● WHAT YOU HAVE TO DO
Extract every line where the string "быть" appears.

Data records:
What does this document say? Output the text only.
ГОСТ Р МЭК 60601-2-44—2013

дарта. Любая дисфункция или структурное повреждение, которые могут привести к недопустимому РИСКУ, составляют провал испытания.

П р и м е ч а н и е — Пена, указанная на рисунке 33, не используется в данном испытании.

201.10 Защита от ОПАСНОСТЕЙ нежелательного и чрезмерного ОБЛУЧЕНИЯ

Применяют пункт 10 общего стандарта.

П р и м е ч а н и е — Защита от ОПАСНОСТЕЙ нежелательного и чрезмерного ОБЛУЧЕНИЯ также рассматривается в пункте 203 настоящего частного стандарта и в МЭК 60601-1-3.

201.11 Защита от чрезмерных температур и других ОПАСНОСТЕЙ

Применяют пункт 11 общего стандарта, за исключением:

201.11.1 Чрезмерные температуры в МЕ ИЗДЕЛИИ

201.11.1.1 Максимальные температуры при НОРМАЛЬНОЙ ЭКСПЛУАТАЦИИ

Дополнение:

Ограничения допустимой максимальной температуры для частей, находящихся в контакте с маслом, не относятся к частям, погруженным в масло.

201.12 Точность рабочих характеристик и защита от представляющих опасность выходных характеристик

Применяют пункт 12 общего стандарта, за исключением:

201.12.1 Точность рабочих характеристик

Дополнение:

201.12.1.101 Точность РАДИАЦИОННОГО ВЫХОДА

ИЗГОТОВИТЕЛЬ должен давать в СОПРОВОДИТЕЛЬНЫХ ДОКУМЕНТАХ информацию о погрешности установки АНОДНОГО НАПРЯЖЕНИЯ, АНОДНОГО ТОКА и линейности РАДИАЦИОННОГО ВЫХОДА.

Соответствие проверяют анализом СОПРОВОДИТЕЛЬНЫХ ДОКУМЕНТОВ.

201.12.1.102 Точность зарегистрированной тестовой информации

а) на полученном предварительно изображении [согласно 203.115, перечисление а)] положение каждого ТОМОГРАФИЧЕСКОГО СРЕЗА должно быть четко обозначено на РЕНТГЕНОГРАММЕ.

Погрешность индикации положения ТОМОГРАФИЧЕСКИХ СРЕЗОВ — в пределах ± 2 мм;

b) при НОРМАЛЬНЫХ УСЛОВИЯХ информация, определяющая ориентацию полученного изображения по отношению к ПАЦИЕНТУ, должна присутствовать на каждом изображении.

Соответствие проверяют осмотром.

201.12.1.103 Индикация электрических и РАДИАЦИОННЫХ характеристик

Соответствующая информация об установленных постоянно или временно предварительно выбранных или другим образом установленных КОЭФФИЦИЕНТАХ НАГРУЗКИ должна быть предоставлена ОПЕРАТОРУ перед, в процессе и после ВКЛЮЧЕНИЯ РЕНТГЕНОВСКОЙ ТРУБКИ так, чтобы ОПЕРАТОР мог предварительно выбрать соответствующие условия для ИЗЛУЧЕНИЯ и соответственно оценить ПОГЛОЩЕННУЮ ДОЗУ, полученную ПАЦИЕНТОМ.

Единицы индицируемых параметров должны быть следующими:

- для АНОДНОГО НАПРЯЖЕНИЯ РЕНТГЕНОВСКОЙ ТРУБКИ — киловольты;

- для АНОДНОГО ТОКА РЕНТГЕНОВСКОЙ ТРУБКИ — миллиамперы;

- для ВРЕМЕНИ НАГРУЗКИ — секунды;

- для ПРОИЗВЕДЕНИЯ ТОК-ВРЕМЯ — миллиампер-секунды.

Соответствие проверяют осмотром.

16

● TASK RESPONSE
а) на полученном предварительно изображении [согласно 203.115, перечисление а)] положение каждого ТОМОГРАФИЧЕСКОГО СРЕЗА должно быть четко обозначено на РЕНТГЕНОГРАММЕ.
Соответствующая информация об установленных постоянно или временно предварительно выбранных или другим образом установленных КОЭФФИЦИЕНТАХ НАГРУЗКИ должна быть предоставлена ОПЕРАТОРУ перед, в процессе и после ВКЛЮЧЕНИЯ РЕНТГЕНОВСКОЙ ТРУБКИ так, чтобы ОПЕРАТОР мог предварительно выбрать соответствующие условия для ИЗЛУЧЕНИЯ и соответственно оценить ПОГЛОЩЕННУЮ ДОЗУ, полученную ПАЦИЕНТОМ.
Единицы индицируемых параметров должны быть следующими:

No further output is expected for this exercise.